> _Directions_
Find each line with "phone" and copy it.

> _Task input_
—————

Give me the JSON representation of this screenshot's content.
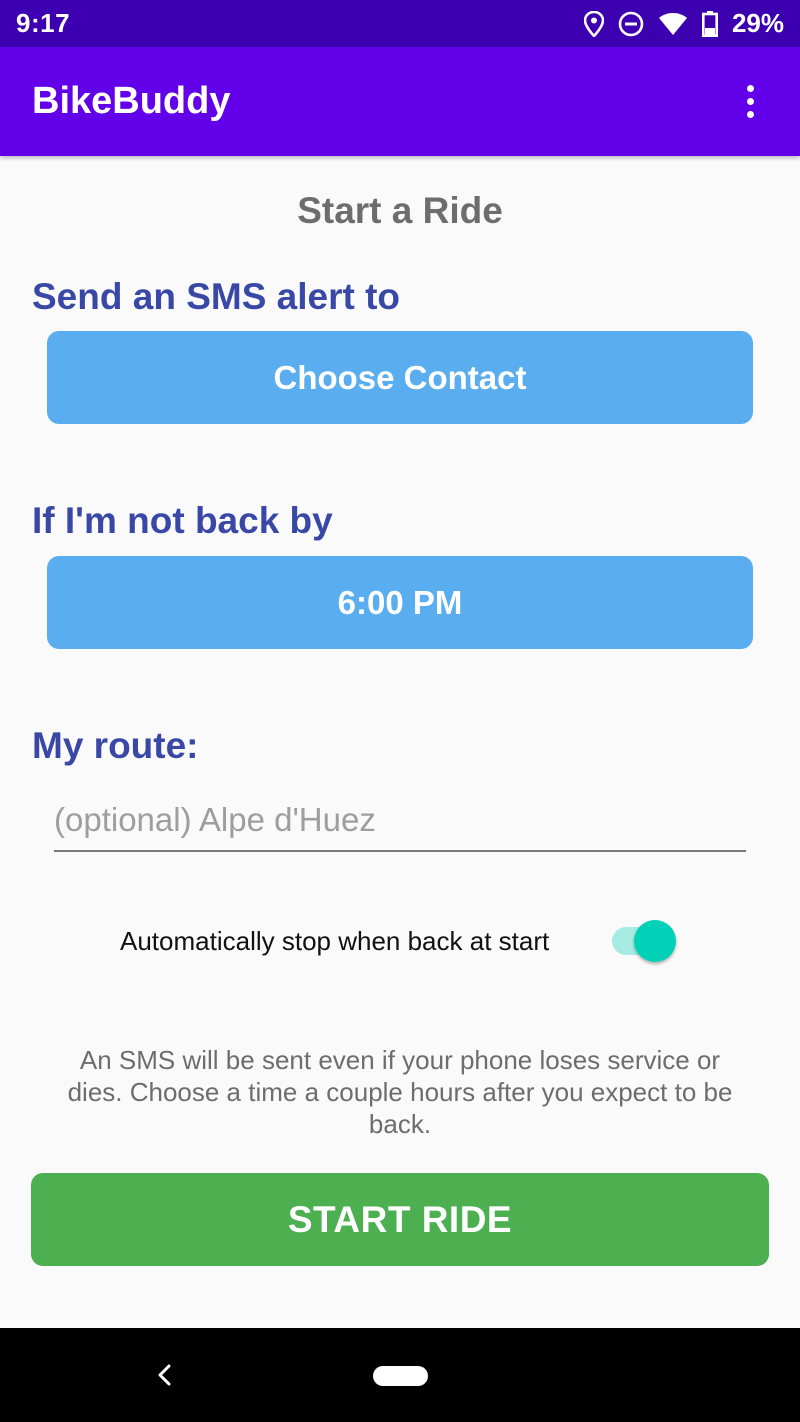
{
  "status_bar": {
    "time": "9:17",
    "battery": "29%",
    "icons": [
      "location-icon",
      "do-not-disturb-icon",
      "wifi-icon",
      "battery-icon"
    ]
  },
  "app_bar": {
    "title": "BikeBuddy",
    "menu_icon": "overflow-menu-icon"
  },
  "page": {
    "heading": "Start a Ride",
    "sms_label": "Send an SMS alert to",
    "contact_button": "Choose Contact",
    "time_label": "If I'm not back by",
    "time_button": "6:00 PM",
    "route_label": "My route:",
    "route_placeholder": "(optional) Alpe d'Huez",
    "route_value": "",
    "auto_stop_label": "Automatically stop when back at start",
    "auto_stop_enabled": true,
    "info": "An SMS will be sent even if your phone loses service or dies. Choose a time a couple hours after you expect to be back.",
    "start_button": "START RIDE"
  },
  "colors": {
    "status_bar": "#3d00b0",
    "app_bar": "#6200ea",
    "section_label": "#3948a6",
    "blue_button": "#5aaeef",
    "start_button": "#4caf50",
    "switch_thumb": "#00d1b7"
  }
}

—————

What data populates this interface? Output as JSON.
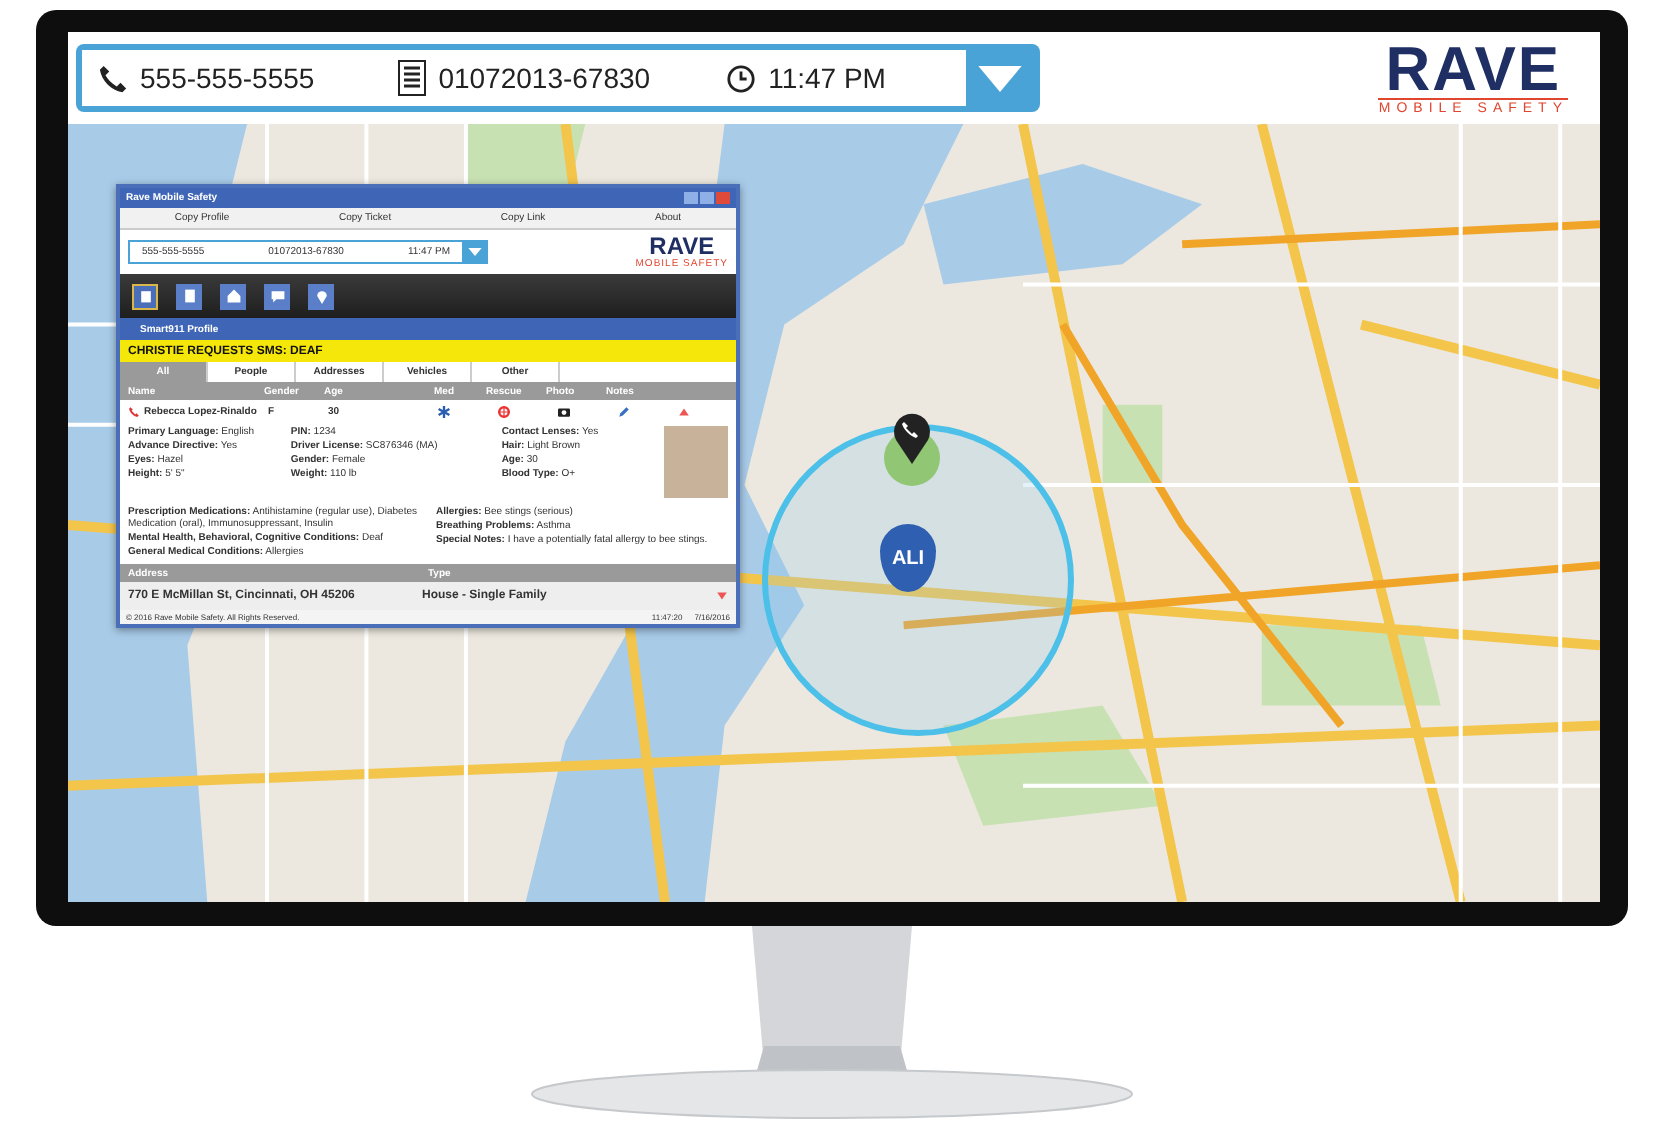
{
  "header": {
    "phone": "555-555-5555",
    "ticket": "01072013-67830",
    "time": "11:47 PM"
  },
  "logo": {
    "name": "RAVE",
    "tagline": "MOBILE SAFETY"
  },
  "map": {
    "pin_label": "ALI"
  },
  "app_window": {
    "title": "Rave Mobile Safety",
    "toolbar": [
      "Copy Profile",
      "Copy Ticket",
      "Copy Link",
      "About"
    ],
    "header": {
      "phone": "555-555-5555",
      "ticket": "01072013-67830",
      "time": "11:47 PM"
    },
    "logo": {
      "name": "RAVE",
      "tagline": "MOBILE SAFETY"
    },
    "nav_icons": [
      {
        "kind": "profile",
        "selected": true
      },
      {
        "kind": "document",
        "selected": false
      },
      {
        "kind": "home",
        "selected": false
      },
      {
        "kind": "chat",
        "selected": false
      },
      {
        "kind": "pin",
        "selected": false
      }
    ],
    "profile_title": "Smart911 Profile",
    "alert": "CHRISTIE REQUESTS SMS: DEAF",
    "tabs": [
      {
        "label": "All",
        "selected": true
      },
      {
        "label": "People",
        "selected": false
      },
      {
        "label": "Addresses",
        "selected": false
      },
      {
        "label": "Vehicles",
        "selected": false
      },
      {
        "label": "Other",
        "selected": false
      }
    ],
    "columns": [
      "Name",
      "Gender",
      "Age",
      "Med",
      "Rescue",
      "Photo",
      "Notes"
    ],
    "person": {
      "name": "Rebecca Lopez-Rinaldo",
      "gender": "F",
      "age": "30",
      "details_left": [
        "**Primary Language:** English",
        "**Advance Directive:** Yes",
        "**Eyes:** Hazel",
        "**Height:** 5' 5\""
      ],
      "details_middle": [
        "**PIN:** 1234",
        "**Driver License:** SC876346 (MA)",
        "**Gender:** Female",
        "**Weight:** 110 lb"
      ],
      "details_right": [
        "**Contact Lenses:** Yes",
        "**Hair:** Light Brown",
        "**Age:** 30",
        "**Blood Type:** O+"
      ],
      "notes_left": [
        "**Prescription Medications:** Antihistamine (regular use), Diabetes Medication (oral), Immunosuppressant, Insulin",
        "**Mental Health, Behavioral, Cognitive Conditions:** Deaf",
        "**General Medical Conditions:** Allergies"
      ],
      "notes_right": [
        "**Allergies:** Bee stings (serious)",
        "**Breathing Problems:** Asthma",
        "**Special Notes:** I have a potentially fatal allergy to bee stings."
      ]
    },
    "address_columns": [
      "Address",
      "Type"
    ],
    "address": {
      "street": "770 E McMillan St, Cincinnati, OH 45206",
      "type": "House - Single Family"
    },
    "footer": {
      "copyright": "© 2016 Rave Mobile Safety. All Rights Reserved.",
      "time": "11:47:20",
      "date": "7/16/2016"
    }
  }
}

—————

> _Response below_
    "info": "An SMS will be sent even if your phone loses service or dies. Choose a time a couple hours after you expect to be back.",
    "phone": "555-555-5555",
      "phone": "555-555-5555",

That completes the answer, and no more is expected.